--- Do this ---
Can you write out these rows again with every "Magnetic Latitude" switched to "Magnetic Lat." and everything else left unchanged?

--- Extracted data ---
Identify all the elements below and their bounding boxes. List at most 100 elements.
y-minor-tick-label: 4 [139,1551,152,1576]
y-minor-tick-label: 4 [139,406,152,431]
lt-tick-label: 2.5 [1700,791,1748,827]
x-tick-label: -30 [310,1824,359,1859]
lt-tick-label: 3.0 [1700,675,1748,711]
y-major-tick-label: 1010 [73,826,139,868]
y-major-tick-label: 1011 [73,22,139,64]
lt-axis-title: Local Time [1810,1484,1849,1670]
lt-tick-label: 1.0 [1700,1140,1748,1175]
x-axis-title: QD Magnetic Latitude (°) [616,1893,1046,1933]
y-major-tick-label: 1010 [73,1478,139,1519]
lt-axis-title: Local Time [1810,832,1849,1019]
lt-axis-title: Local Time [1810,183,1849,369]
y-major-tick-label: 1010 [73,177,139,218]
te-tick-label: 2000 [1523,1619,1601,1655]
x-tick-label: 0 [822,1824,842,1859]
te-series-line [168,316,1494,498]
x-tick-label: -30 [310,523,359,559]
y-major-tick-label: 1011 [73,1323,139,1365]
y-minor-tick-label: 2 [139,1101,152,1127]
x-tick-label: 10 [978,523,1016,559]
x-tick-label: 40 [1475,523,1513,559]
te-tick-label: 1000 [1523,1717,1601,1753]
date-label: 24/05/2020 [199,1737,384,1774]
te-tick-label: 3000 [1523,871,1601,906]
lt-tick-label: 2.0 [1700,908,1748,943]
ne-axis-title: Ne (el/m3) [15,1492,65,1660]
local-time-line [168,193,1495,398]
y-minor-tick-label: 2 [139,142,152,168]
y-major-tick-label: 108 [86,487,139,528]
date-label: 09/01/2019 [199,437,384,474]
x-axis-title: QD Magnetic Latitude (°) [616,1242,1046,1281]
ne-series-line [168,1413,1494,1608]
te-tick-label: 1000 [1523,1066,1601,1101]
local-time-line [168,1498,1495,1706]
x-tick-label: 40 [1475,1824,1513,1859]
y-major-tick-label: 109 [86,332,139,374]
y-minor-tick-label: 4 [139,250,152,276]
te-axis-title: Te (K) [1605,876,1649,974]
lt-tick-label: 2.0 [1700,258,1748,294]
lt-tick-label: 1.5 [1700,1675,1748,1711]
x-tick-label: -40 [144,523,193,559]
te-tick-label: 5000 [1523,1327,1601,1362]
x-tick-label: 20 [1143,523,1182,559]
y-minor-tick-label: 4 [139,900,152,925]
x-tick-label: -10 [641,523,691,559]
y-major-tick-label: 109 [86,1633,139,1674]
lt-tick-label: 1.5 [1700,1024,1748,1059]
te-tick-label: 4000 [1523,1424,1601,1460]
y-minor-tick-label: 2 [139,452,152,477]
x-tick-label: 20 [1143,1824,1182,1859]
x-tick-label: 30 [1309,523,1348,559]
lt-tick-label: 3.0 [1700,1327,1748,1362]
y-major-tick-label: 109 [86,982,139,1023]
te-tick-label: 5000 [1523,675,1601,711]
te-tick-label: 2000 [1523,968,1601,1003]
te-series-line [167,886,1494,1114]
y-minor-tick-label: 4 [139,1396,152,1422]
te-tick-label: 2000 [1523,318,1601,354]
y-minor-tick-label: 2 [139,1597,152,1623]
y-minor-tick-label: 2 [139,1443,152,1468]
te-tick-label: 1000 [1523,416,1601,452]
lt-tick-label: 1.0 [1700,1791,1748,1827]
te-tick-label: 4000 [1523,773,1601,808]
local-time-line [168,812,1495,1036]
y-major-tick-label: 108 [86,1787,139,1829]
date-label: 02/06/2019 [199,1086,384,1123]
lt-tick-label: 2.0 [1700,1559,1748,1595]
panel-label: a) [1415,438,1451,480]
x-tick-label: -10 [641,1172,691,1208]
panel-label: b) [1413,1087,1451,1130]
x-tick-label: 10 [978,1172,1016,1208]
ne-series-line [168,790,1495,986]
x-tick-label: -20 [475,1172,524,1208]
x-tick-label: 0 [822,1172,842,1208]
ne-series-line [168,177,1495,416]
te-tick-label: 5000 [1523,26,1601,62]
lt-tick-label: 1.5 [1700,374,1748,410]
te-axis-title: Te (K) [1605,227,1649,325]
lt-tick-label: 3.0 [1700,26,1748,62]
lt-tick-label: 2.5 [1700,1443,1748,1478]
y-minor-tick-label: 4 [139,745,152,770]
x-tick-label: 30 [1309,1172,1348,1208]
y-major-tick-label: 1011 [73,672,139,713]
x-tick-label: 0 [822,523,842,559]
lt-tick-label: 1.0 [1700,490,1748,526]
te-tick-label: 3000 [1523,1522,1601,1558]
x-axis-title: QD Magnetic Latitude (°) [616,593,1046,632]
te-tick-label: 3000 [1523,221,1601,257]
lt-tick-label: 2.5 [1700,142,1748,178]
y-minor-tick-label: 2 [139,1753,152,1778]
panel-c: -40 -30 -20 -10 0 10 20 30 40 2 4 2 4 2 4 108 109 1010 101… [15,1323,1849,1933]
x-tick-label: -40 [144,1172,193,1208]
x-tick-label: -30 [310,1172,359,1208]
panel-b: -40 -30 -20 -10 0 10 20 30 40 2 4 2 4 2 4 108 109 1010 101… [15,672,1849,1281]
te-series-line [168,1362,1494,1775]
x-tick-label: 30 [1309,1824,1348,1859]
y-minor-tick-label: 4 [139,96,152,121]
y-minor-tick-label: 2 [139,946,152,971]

--- Finished task ---
Identify all the elements below and their bounding boxes. List at most 100 elements.
y-minor-tick-label: 4 [139,1551,152,1576]
y-minor-tick-label: 4 [139,406,152,431]
lt-tick-label: 2.5 [1700,791,1748,827]
x-tick-label: -30 [310,1824,359,1859]
lt-tick-label: 3.0 [1700,675,1748,711]
y-major-tick-label: 1010 [73,826,139,868]
y-major-tick-label: 1011 [73,22,139,64]
lt-axis-title: Local Time [1810,1484,1849,1670]
lt-tick-label: 1.0 [1700,1140,1748,1175]
x-axis-title: QD Magnetic Lat. (°) [616,1893,1046,1933]
y-major-tick-label: 1010 [73,1478,139,1519]
lt-axis-title: Local Time [1810,832,1849,1019]
lt-axis-title: Local Time [1810,183,1849,369]
y-major-tick-label: 1010 [73,177,139,218]
te-tick-label: 2000 [1523,1619,1601,1655]
x-tick-label: 0 [822,1824,842,1859]
te-series-line [168,316,1494,498]
x-tick-label: -30 [310,523,359,559]
y-major-tick-label: 1011 [73,1323,139,1365]
y-minor-tick-label: 2 [139,1101,152,1127]
x-tick-label: 10 [978,523,1016,559]
x-tick-label: 40 [1475,523,1513,559]
te-tick-label: 1000 [1523,1717,1601,1753]
date-label: 24/05/2020 [199,1737,384,1774]
te-tick-label: 3000 [1523,871,1601,906]
lt-tick-label: 2.0 [1700,908,1748,943]
ne-axis-title: Ne (el/m3) [15,1492,65,1660]
local-time-line [168,193,1495,398]
y-minor-tick-label: 2 [139,142,152,168]
y-major-tick-label: 108 [86,487,139,528]
date-label: 09/01/2019 [199,437,384,474]
x-axis-title: QD Magnetic Lat. (°) [616,1242,1046,1281]
ne-series-line [168,1413,1494,1608]
te-tick-label: 1000 [1523,1066,1601,1101]
local-time-line [168,1498,1495,1706]
x-tick-label: 40 [1475,1824,1513,1859]
y-major-tick-label: 109 [86,332,139,374]
y-minor-tick-label: 4 [139,250,152,276]
te-axis-title: Te (K) [1605,876,1649,974]
lt-tick-label: 2.0 [1700,258,1748,294]
lt-tick-label: 1.5 [1700,1675,1748,1711]
x-tick-label: -40 [144,523,193,559]
te-tick-label: 5000 [1523,1327,1601,1362]
x-tick-label: 20 [1143,523,1182,559]
y-minor-tick-label: 4 [139,900,152,925]
x-tick-label: -10 [641,523,691,559]
y-major-tick-label: 109 [86,1633,139,1674]
lt-tick-label: 1.5 [1700,1024,1748,1059]
te-tick-label: 4000 [1523,1424,1601,1460]
y-minor-tick-label: 2 [139,452,152,477]
x-tick-label: 20 [1143,1824,1182,1859]
x-tick-label: 30 [1309,523,1348,559]
lt-tick-label: 3.0 [1700,1327,1748,1362]
y-major-tick-label: 109 [86,982,139,1023]
te-tick-label: 5000 [1523,675,1601,711]
te-tick-label: 2000 [1523,968,1601,1003]
te-series-line [167,886,1494,1114]
y-minor-tick-label: 4 [139,1396,152,1422]
te-tick-label: 2000 [1523,318,1601,354]
y-minor-tick-label: 2 [139,1597,152,1623]
y-minor-tick-label: 2 [139,1443,152,1468]
te-tick-label: 1000 [1523,416,1601,452]
lt-tick-label: 1.0 [1700,1791,1748,1827]
te-tick-label: 4000 [1523,773,1601,808]
local-time-line [168,812,1495,1036]
y-major-tick-label: 108 [86,1787,139,1829]
date-label: 02/06/2019 [199,1086,384,1123]
lt-tick-label: 2.0 [1700,1559,1748,1595]
panel-label: a) [1415,438,1451,480]
x-tick-label: -10 [641,1172,691,1208]
panel-label: b) [1413,1087,1451,1130]
x-tick-label: 10 [978,1172,1016,1208]
ne-series-line [168,790,1495,986]
x-tick-label: -20 [475,1172,524,1208]
x-tick-label: 0 [822,1172,842,1208]
ne-series-line [168,177,1495,416]
te-tick-label: 5000 [1523,26,1601,62]
lt-tick-label: 1.5 [1700,374,1748,410]
te-axis-title: Te (K) [1605,227,1649,325]
lt-tick-label: 3.0 [1700,26,1748,62]
lt-tick-label: 2.5 [1700,1443,1748,1478]
y-minor-tick-label: 4 [139,745,152,770]
x-tick-label: 30 [1309,1172,1348,1208]
y-major-tick-label: 1011 [73,672,139,713]
x-tick-label: 0 [822,523,842,559]
lt-tick-label: 1.0 [1700,490,1748,526]
te-tick-label: 3000 [1523,1522,1601,1558]
x-axis-title: QD Magnetic Lat. (°) [616,593,1046,632]
te-tick-label: 3000 [1523,221,1601,257]
lt-tick-label: 2.5 [1700,142,1748,178]
y-minor-tick-label: 2 [139,1753,152,1778]
panel-c: -40 -30 -20 -10 0 10 20 30 40 2 4 2 4 2 4 108 109 1010 101… [15,1323,1849,1933]
x-tick-label: -40 [144,1172,193,1208]
x-tick-label: -30 [310,1172,359,1208]
panel-b: -40 -30 -20 -10 0 10 20 30 40 2 4 2 4 2 4 108 109 1010 101… [15,672,1849,1281]
te-series-line [168,1362,1494,1775]
x-tick-label: 30 [1309,1824,1348,1859]
y-minor-tick-label: 4 [139,96,152,121]
y-minor-tick-label: 2 [139,946,152,971]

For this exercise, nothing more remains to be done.